Write out the records beneath this line exactly as they appear, minus any images.

_____

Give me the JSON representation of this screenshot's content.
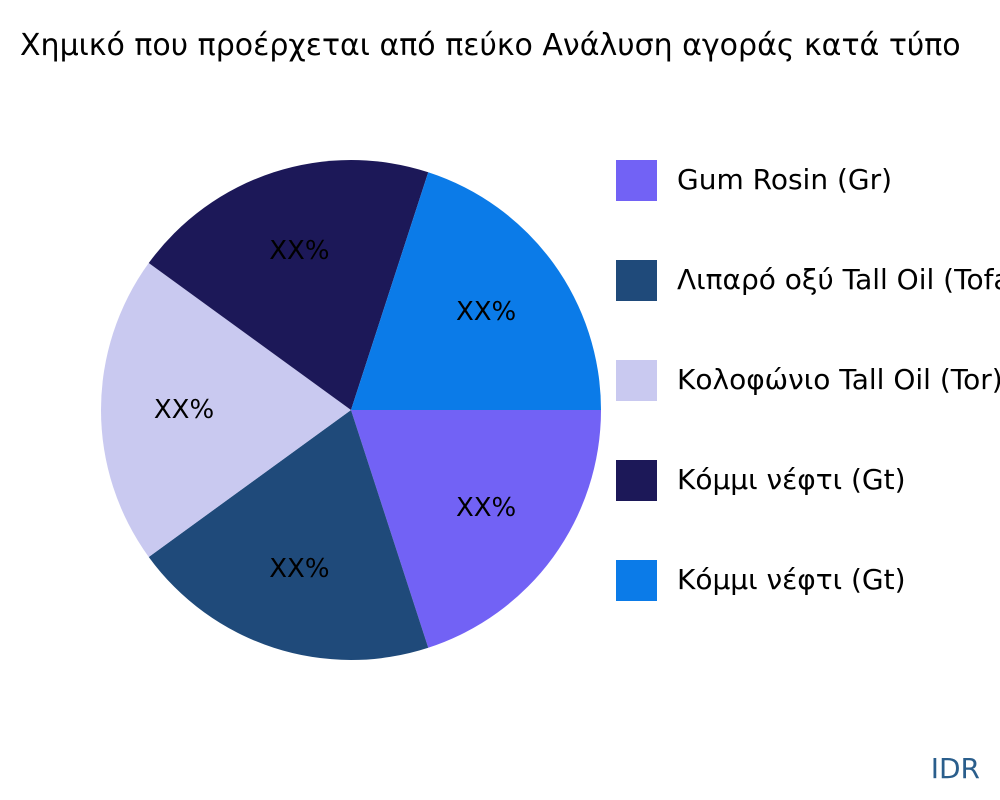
{
  "chart_data": {
    "type": "pie",
    "title": "Χημικό που προέρχεται από πεύκο Ανάλυση αγοράς κατά τύπο",
    "slices": [
      {
        "name": "Gum Rosin (Gr)",
        "value": 20,
        "label": "XX%",
        "color": "#7262F5"
      },
      {
        "name": "Λιπαρό οξύ Tall Oil (Tofa)",
        "value": 20,
        "label": "XX%",
        "color": "#1F4A7A"
      },
      {
        "name": "Κολοφώνιο Tall Oil (Tor)",
        "value": 20,
        "label": "XX%",
        "color": "#C9C9F0"
      },
      {
        "name": "Κόμμι νέφτι (Gt)",
        "value": 20,
        "label": "XX%",
        "color": "#1C1858"
      },
      {
        "name": "Κόμμι νέφτι (Gt)",
        "value": 20,
        "label": "XX%",
        "color": "#0B7BE8"
      }
    ],
    "legend_position": "right",
    "label_color": "#000000"
  },
  "watermark": {
    "text": "IDR",
    "color": "#2A5E8C"
  }
}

_____

*RESULT OF THE TASK*:
Give me the JSON representation of this screenshot's content.
{
  "chart_data": {
    "type": "pie",
    "title": "Χημικό που προέρχεται από πεύκο Ανάλυση αγοράς κατά τύπο",
    "slices": [
      {
        "name": "Gum Rosin (Gr)",
        "value": 20,
        "label": "XX%",
        "color": "#7262F5"
      },
      {
        "name": "Λιπαρό οξύ Tall Oil (Tofa)",
        "value": 20,
        "label": "XX%",
        "color": "#1F4A7A"
      },
      {
        "name": "Κολοφώνιο Tall Oil (Tor)",
        "value": 20,
        "label": "XX%",
        "color": "#C9C9F0"
      },
      {
        "name": "Κόμμι νέφτι (Gt)",
        "value": 20,
        "label": "XX%",
        "color": "#1C1858"
      },
      {
        "name": "Κόμμι νέφτι (Gt)",
        "value": 20,
        "label": "XX%",
        "color": "#0B7BE8"
      }
    ],
    "legend_position": "right",
    "label_color": "#000000"
  },
  "watermark": {
    "text": "IDR",
    "color": "#2A5E8C"
  }
}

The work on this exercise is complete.